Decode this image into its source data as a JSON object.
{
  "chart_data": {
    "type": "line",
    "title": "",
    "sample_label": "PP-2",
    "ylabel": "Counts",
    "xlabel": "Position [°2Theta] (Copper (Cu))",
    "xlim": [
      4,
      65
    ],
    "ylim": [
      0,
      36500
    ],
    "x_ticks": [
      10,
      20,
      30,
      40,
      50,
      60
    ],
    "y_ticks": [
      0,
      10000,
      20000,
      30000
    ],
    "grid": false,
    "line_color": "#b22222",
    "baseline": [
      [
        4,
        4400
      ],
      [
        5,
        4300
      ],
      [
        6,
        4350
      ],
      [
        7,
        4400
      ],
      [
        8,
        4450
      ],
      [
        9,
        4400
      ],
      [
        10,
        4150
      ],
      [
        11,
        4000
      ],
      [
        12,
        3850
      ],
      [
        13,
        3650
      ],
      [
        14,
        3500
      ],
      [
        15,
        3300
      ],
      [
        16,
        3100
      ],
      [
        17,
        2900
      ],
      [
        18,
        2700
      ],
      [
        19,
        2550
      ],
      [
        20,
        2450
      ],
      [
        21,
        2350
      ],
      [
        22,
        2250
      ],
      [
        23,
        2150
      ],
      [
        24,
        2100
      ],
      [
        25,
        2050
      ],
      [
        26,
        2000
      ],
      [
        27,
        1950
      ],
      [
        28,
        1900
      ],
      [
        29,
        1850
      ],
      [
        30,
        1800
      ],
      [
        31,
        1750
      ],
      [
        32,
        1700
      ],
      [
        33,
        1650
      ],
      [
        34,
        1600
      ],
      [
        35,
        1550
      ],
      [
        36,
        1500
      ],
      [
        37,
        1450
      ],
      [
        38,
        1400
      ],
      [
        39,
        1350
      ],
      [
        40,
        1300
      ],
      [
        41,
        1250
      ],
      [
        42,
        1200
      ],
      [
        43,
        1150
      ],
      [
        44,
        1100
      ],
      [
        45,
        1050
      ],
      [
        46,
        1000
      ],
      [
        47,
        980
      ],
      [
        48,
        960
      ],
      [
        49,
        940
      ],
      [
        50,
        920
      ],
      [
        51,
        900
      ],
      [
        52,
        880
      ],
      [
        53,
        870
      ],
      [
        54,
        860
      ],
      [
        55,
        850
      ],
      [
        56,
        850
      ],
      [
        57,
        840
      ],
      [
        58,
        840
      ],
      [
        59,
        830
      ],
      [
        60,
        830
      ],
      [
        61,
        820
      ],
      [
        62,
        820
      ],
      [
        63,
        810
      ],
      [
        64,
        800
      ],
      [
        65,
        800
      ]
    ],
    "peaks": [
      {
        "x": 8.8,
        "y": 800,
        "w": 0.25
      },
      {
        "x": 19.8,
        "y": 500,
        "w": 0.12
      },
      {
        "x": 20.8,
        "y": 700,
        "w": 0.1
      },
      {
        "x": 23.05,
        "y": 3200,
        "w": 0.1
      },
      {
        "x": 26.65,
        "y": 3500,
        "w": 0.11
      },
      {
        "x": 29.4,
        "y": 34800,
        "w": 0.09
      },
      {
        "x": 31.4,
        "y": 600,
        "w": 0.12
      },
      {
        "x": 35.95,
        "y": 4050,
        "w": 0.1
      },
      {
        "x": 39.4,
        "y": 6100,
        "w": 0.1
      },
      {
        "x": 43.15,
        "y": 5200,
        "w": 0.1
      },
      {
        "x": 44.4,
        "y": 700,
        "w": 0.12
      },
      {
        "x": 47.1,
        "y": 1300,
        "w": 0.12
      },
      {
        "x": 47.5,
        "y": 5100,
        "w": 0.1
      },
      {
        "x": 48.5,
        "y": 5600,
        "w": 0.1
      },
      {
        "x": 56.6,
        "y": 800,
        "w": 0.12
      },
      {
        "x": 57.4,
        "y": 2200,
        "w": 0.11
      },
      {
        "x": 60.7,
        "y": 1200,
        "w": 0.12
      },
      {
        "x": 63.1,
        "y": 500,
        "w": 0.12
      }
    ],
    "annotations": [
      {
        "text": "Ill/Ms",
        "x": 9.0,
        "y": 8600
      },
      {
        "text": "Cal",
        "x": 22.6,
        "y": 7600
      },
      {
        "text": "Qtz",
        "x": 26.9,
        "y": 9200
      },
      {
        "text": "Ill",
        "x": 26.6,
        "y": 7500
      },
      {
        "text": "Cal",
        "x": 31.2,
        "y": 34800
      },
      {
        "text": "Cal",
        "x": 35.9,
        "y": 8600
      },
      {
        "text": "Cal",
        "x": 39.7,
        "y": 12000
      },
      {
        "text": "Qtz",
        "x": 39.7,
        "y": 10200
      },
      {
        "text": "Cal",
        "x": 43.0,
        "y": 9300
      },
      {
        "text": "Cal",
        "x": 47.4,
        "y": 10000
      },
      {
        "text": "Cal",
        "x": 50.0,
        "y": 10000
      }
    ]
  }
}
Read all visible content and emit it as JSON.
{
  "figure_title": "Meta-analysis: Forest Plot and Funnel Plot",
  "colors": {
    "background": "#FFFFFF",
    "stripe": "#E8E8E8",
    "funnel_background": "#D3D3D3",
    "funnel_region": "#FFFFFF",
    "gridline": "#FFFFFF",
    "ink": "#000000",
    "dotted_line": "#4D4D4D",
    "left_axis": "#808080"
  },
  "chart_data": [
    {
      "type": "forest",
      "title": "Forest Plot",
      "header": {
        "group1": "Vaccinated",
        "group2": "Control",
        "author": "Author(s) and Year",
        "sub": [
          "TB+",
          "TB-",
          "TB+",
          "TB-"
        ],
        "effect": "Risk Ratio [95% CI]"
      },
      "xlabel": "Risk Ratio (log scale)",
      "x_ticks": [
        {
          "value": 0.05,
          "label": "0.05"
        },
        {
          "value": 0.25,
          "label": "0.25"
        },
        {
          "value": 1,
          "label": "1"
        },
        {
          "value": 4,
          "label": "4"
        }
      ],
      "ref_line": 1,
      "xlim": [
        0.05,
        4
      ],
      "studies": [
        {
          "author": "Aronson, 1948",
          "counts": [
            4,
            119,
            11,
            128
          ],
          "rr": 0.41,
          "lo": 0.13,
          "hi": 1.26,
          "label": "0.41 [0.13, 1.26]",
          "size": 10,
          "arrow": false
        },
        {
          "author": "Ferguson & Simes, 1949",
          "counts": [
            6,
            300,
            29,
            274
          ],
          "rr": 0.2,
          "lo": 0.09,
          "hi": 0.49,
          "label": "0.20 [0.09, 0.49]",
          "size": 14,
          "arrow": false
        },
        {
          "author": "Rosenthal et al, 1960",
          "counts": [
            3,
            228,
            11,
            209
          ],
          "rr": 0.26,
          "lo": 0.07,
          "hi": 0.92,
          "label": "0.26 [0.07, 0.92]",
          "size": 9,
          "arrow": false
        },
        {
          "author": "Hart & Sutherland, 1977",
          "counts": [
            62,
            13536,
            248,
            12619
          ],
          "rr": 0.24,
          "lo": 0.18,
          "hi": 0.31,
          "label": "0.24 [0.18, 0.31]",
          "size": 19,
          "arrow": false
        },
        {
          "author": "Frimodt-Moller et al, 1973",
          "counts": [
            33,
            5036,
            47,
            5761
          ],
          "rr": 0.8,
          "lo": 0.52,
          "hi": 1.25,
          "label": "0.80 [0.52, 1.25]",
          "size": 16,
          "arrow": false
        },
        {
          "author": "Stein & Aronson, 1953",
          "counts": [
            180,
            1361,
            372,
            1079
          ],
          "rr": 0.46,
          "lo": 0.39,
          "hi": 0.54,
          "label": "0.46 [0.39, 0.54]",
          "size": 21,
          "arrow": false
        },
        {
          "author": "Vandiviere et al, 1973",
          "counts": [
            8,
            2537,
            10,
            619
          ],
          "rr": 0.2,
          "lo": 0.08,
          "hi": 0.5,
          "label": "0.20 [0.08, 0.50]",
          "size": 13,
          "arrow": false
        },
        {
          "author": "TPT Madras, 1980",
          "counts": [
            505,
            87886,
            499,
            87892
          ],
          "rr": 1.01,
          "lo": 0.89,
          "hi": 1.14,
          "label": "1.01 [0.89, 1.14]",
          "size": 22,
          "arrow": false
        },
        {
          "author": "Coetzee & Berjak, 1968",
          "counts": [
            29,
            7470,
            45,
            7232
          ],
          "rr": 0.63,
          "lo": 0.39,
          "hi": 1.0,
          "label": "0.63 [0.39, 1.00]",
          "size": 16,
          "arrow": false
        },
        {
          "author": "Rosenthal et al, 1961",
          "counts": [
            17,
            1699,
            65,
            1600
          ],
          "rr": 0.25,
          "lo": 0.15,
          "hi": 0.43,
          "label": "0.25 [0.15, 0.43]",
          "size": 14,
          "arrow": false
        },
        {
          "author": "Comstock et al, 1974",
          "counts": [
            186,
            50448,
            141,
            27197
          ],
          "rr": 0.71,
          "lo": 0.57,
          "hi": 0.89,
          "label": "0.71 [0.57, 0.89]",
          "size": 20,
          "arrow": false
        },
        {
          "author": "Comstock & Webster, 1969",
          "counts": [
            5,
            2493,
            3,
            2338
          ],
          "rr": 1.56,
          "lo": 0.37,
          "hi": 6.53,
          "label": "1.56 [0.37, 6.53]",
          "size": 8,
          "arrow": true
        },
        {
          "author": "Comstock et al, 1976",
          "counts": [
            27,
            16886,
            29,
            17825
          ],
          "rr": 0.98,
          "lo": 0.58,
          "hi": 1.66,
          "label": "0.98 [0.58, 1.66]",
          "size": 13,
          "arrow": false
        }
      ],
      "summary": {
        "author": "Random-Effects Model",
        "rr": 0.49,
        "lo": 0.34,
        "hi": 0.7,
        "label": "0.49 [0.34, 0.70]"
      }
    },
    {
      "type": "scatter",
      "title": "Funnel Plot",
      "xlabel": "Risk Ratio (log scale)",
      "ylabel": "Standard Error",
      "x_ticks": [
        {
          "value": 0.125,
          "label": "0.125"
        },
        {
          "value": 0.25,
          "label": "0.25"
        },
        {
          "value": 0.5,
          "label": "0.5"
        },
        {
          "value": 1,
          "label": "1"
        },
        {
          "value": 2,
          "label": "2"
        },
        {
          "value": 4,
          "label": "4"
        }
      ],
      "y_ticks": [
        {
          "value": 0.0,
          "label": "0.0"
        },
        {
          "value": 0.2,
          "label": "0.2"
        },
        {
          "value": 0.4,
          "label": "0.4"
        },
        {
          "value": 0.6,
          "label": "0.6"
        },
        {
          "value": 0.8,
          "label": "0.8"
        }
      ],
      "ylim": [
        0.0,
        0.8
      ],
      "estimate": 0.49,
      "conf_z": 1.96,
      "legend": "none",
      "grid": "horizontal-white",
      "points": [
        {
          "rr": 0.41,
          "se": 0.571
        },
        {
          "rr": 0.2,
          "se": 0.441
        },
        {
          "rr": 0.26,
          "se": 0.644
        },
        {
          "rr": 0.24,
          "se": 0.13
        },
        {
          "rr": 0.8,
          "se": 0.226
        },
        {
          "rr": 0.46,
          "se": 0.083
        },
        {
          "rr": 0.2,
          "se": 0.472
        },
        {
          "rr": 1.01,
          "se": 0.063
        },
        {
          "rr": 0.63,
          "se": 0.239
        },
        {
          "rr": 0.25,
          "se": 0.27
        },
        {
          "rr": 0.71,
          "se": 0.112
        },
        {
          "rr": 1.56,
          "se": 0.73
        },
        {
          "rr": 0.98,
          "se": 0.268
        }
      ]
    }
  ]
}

****************************************

Say how many lines in the records hold "Rosenthal", with the number as the whole reply.

Task output: 2